# SHORT EXERCISE:
Restate the entries word for word, omitting nothing.

# DATASET ROWS:
____
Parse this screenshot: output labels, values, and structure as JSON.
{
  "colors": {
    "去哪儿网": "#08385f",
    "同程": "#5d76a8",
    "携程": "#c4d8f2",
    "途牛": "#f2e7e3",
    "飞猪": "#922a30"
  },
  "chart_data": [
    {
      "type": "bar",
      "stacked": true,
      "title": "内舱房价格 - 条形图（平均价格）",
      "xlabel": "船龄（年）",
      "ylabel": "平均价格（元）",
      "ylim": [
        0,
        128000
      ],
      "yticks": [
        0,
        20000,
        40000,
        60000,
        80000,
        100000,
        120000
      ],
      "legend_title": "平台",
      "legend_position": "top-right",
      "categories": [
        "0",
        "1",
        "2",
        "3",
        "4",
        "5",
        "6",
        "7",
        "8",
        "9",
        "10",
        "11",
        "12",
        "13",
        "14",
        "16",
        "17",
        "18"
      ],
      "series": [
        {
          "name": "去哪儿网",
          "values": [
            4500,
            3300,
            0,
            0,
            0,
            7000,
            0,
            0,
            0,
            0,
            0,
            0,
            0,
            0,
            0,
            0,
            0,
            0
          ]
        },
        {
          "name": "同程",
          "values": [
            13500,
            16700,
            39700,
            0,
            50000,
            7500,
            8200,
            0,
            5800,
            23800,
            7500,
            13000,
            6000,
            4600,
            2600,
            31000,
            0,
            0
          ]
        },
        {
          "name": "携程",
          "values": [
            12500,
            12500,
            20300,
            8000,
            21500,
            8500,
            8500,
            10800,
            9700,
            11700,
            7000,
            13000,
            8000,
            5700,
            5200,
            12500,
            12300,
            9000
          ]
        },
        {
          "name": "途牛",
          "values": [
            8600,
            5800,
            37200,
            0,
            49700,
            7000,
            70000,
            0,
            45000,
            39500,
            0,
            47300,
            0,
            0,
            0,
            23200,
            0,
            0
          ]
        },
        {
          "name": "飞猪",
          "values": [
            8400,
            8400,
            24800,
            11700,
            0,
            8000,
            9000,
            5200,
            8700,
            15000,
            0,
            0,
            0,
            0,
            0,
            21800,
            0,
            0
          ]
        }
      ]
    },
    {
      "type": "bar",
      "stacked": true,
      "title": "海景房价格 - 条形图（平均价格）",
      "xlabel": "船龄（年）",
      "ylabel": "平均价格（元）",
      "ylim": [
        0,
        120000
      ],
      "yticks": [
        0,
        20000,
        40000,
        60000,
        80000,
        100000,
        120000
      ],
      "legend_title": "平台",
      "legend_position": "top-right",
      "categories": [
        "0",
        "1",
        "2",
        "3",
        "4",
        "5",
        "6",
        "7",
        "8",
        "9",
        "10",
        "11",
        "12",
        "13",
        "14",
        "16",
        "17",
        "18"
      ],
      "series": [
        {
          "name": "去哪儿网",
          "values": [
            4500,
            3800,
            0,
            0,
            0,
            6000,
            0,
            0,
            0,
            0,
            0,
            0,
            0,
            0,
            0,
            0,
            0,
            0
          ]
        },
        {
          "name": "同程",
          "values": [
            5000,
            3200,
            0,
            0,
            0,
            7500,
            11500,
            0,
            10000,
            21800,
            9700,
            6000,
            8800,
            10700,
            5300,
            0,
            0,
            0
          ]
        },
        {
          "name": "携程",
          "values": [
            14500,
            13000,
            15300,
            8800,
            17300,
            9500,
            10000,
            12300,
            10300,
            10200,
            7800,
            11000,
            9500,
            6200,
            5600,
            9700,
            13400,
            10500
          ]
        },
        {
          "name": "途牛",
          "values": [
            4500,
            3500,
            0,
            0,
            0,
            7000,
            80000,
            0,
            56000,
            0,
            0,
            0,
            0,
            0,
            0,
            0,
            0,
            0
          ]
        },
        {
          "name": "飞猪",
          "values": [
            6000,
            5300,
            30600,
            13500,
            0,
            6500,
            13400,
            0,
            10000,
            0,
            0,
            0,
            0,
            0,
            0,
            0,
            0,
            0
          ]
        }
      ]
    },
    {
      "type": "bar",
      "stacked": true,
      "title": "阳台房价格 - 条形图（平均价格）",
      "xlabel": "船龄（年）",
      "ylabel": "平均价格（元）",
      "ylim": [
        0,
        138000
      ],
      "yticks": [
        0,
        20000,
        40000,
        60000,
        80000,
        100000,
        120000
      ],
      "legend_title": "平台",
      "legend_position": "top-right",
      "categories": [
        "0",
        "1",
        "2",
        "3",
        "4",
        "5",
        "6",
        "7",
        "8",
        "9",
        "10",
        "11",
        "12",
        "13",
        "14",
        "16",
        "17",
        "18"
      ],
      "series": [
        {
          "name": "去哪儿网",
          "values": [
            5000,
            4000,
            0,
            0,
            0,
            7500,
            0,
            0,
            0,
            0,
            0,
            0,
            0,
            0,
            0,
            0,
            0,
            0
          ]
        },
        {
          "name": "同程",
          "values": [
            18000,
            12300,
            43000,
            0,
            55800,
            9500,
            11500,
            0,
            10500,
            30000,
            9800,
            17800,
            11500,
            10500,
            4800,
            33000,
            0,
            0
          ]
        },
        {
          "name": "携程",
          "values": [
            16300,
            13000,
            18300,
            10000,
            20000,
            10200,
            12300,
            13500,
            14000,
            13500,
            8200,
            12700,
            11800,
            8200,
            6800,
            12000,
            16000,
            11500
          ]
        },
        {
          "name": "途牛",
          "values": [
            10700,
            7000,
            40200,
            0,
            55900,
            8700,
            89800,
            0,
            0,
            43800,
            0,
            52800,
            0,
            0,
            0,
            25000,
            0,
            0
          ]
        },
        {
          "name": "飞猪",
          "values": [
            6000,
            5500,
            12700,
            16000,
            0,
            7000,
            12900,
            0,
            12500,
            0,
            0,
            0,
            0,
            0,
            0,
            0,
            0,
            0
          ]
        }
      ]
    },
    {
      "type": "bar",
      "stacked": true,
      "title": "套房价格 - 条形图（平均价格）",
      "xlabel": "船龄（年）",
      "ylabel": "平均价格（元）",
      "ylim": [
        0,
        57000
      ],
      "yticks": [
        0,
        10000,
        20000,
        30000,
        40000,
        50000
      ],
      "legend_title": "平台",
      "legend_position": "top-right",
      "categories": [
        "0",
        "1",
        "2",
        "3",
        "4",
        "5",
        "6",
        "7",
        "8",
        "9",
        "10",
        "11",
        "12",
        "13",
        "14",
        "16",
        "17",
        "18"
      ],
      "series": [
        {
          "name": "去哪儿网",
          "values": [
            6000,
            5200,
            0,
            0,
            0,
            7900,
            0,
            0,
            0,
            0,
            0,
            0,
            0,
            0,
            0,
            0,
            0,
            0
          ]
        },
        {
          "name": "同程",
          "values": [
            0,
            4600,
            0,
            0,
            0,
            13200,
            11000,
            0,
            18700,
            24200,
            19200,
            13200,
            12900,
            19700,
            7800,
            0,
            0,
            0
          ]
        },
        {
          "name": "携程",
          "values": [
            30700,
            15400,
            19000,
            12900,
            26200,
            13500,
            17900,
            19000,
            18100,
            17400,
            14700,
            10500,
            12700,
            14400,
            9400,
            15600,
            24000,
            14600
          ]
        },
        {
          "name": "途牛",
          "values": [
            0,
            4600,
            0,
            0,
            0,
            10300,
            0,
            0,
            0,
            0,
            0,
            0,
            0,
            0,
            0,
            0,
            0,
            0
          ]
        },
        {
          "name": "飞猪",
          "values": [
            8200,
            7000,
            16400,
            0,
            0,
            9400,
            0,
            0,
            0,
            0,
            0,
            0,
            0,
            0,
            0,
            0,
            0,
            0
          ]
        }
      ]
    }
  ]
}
____
# OUTPUT BELOW:
Parse this screenshot: output labels, values, and structure as JSON.
{
  "colors": {
    "去哪儿网": "#08385f",
    "同程": "#5d76a8",
    "携程": "#c4d8f2",
    "途牛": "#f2e7e3",
    "飞猪": "#922a30"
  },
  "chart_data": [
    {
      "type": "bar",
      "stacked": true,
      "title": "内舱房价格 - 条形图（平均价格）",
      "xlabel": "船龄（年）",
      "ylabel": "平均价格（元）",
      "ylim": [
        0,
        128000
      ],
      "yticks": [
        0,
        20000,
        40000,
        60000,
        80000,
        100000,
        120000
      ],
      "legend_title": "平台",
      "legend_position": "top-right",
      "categories": [
        "0",
        "1",
        "2",
        "3",
        "4",
        "5",
        "6",
        "7",
        "8",
        "9",
        "10",
        "11",
        "12",
        "13",
        "14",
        "16",
        "17",
        "18"
      ],
      "series": [
        {
          "name": "去哪儿网",
          "values": [
            4500,
            3300,
            0,
            0,
            0,
            7000,
            0,
            0,
            0,
            0,
            0,
            0,
            0,
            0,
            0,
            0,
            0,
            0
          ]
        },
        {
          "name": "同程",
          "values": [
            13500,
            16700,
            39700,
            0,
            50000,
            7500,
            8200,
            0,
            5800,
            23800,
            7500,
            13000,
            6000,
            4600,
            2600,
            31000,
            0,
            0
          ]
        },
        {
          "name": "携程",
          "values": [
            12500,
            12500,
            20300,
            8000,
            21500,
            8500,
            8500,
            10800,
            9700,
            11700,
            7000,
            13000,
            8000,
            5700,
            5200,
            12500,
            12300,
            9000
          ]
        },
        {
          "name": "途牛",
          "values": [
            8600,
            5800,
            37200,
            0,
            49700,
            7000,
            70000,
            0,
            45000,
            39500,
            0,
            47300,
            0,
            0,
            0,
            23200,
            0,
            0
          ]
        },
        {
          "name": "飞猪",
          "values": [
            8400,
            8400,
            24800,
            11700,
            0,
            8000,
            9000,
            5200,
            8700,
            15000,
            0,
            0,
            0,
            0,
            0,
            21800,
            0,
            0
          ]
        }
      ]
    },
    {
      "type": "bar",
      "stacked": true,
      "title": "海景房价格 - 条形图（平均价格）",
      "xlabel": "船龄（年）",
      "ylabel": "平均价格（元）",
      "ylim": [
        0,
        120000
      ],
      "yticks": [
        0,
        20000,
        40000,
        60000,
        80000,
        100000,
        120000
      ],
      "legend_title": "平台",
      "legend_position": "top-right",
      "categories": [
        "0",
        "1",
        "2",
        "3",
        "4",
        "5",
        "6",
        "7",
        "8",
        "9",
        "10",
        "11",
        "12",
        "13",
        "14",
        "16",
        "17",
        "18"
      ],
      "series": [
        {
          "name": "去哪儿网",
          "values": [
            4500,
            3800,
            0,
            0,
            0,
            6000,
            0,
            0,
            0,
            0,
            0,
            0,
            0,
            0,
            0,
            0,
            0,
            0
          ]
        },
        {
          "name": "同程",
          "values": [
            5000,
            3200,
            0,
            0,
            0,
            7500,
            11500,
            0,
            10000,
            21800,
            9700,
            6000,
            8800,
            10700,
            5300,
            0,
            0,
            0
          ]
        },
        {
          "name": "携程",
          "values": [
            14500,
            13000,
            15300,
            8800,
            17300,
            9500,
            10000,
            12300,
            10300,
            10200,
            7800,
            11000,
            9500,
            6200,
            5600,
            9700,
            13400,
            10500
          ]
        },
        {
          "name": "途牛",
          "values": [
            4500,
            3500,
            0,
            0,
            0,
            7000,
            80000,
            0,
            56000,
            0,
            0,
            0,
            0,
            0,
            0,
            0,
            0,
            0
          ]
        },
        {
          "name": "飞猪",
          "values": [
            6000,
            5300,
            30600,
            13500,
            0,
            6500,
            13400,
            0,
            10000,
            0,
            0,
            0,
            0,
            0,
            0,
            0,
            0,
            0
          ]
        }
      ]
    },
    {
      "type": "bar",
      "stacked": true,
      "title": "阳台房价格 - 条形图（平均价格）",
      "xlabel": "船龄（年）",
      "ylabel": "平均价格（元）",
      "ylim": [
        0,
        138000
      ],
      "yticks": [
        0,
        20000,
        40000,
        60000,
        80000,
        100000,
        120000
      ],
      "legend_title": "平台",
      "legend_position": "top-right",
      "categories": [
        "0",
        "1",
        "2",
        "3",
        "4",
        "5",
        "6",
        "7",
        "8",
        "9",
        "10",
        "11",
        "12",
        "13",
        "14",
        "16",
        "17",
        "18"
      ],
      "series": [
        {
          "name": "去哪儿网",
          "values": [
            5000,
            4000,
            0,
            0,
            0,
            7500,
            0,
            0,
            0,
            0,
            0,
            0,
            0,
            0,
            0,
            0,
            0,
            0
          ]
        },
        {
          "name": "同程",
          "values": [
            18000,
            12300,
            43000,
            0,
            55800,
            9500,
            11500,
            0,
            10500,
            30000,
            9800,
            17800,
            11500,
            10500,
            4800,
            33000,
            0,
            0
          ]
        },
        {
          "name": "携程",
          "values": [
            16300,
            13000,
            18300,
            10000,
            20000,
            10200,
            12300,
            13500,
            14000,
            13500,
            8200,
            12700,
            11800,
            8200,
            6800,
            12000,
            16000,
            11500
          ]
        },
        {
          "name": "途牛",
          "values": [
            10700,
            7000,
            40200,
            0,
            55900,
            8700,
            89800,
            0,
            0,
            43800,
            0,
            52800,
            0,
            0,
            0,
            25000,
            0,
            0
          ]
        },
        {
          "name": "飞猪",
          "values": [
            6000,
            5500,
            12700,
            16000,
            0,
            7000,
            12900,
            0,
            12500,
            0,
            0,
            0,
            0,
            0,
            0,
            0,
            0,
            0
          ]
        }
      ]
    },
    {
      "type": "bar",
      "stacked": true,
      "title": "套房价格 - 条形图（平均价格）",
      "xlabel": "船龄（年）",
      "ylabel": "平均价格（元）",
      "ylim": [
        0,
        57000
      ],
      "yticks": [
        0,
        10000,
        20000,
        30000,
        40000,
        50000
      ],
      "legend_title": "平台",
      "legend_position": "top-right",
      "categories": [
        "0",
        "1",
        "2",
        "3",
        "4",
        "5",
        "6",
        "7",
        "8",
        "9",
        "10",
        "11",
        "12",
        "13",
        "14",
        "16",
        "17",
        "18"
      ],
      "series": [
        {
          "name": "去哪儿网",
          "values": [
            6000,
            5200,
            0,
            0,
            0,
            7900,
            0,
            0,
            0,
            0,
            0,
            0,
            0,
            0,
            0,
            0,
            0,
            0
          ]
        },
        {
          "name": "同程",
          "values": [
            0,
            4600,
            0,
            0,
            0,
            13200,
            11000,
            0,
            18700,
            24200,
            19200,
            13200,
            12900,
            19700,
            7800,
            0,
            0,
            0
          ]
        },
        {
          "name": "携程",
          "values": [
            30700,
            15400,
            19000,
            12900,
            26200,
            13500,
            17900,
            19000,
            18100,
            17400,
            14700,
            10500,
            12700,
            14400,
            9400,
            15600,
            24000,
            14600
          ]
        },
        {
          "name": "途牛",
          "values": [
            0,
            4600,
            0,
            0,
            0,
            10300,
            0,
            0,
            0,
            0,
            0,
            0,
            0,
            0,
            0,
            0,
            0,
            0
          ]
        },
        {
          "name": "飞猪",
          "values": [
            8200,
            7000,
            16400,
            0,
            0,
            9400,
            0,
            0,
            0,
            0,
            0,
            0,
            0,
            0,
            0,
            0,
            0,
            0
          ]
        }
      ]
    }
  ]
}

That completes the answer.